**Excerpted data**
·····
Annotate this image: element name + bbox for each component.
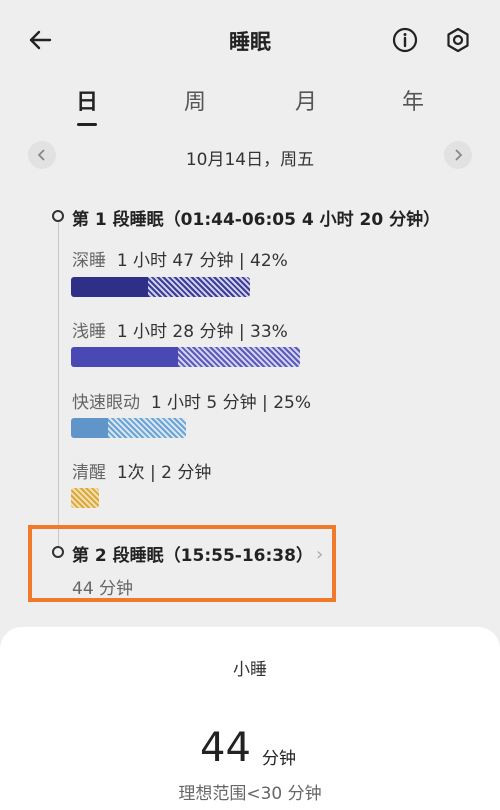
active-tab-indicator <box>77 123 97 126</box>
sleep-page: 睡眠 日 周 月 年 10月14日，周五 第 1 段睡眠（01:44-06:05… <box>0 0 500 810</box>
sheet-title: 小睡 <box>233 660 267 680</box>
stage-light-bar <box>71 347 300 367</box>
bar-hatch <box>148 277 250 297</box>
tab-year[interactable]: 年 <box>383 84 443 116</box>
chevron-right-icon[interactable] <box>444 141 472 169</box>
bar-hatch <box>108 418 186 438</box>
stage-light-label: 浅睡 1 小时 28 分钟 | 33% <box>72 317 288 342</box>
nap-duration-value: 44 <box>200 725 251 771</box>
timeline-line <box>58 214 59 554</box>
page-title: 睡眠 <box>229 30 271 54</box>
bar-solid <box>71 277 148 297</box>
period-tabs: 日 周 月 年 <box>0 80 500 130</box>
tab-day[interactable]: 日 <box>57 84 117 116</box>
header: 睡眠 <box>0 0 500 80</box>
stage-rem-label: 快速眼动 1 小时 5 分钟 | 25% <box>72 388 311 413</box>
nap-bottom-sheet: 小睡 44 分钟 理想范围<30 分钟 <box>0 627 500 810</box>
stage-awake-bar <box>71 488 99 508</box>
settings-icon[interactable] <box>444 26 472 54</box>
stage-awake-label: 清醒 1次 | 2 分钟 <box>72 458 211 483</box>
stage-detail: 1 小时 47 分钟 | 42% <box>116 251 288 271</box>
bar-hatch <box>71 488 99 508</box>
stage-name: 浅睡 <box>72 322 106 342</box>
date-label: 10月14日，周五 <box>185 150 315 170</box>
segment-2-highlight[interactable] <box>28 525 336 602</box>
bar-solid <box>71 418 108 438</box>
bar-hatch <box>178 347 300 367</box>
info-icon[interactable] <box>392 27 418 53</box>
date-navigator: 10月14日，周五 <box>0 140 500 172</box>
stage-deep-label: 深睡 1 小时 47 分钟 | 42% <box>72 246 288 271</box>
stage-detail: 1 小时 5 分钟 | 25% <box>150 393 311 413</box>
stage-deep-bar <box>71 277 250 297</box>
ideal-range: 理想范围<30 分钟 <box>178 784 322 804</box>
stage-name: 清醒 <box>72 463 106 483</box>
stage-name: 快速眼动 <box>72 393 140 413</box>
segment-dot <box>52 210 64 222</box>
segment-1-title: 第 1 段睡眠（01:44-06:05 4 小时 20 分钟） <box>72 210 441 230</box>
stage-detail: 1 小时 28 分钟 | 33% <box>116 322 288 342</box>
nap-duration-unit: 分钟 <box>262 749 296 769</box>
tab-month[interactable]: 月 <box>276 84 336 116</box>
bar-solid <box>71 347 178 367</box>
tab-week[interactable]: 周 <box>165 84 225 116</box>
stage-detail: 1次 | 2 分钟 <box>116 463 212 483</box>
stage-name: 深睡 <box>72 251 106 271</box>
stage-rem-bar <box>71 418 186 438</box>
·····
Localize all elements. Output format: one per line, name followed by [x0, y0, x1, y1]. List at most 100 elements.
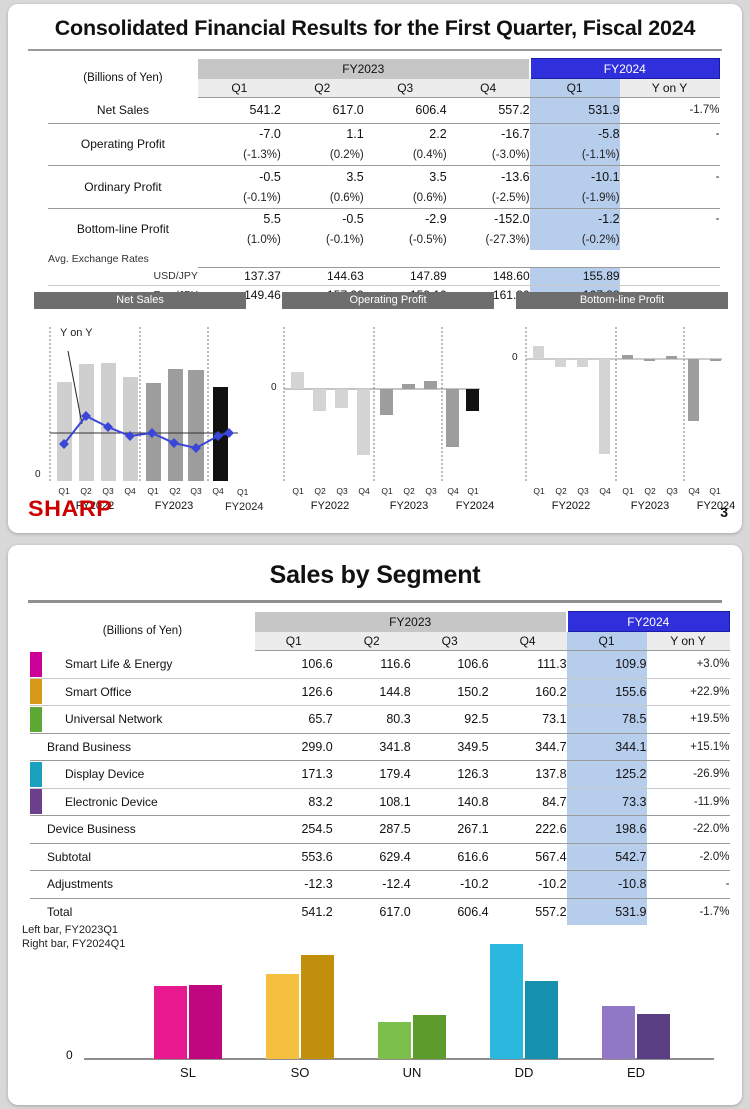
·····
Reproduce the lines in the records above, starting at the line that contains "Annotate this image: element" and stopping after the line that contains "bar-solid <box>71 277 148 297</box>", with "bar-hatch" changed to "bar-striped" and everything else unchanged. Leave the pictures out.

**Answer below**
Annotate this image: element name + bbox for each component.
active-tab-indicator <box>77 123 97 126</box>
sleep-page: 睡眠 日 周 月 年 10月14日，周五 第 1 段睡眠（01:44-06:05… <box>0 0 500 810</box>
sheet-title: 小睡 <box>233 660 267 680</box>
stage-light-bar <box>71 347 300 367</box>
bar-striped <box>148 277 250 297</box>
tab-year[interactable]: 年 <box>383 84 443 116</box>
chevron-right-icon[interactable] <box>444 141 472 169</box>
bar-striped <box>108 418 186 438</box>
stage-light-label: 浅睡 1 小时 28 分钟 | 33% <box>72 317 288 342</box>
nap-duration-value: 44 <box>200 725 251 771</box>
timeline-line <box>58 214 59 554</box>
page-title: 睡眠 <box>229 30 271 54</box>
bar-solid <box>71 277 148 297</box>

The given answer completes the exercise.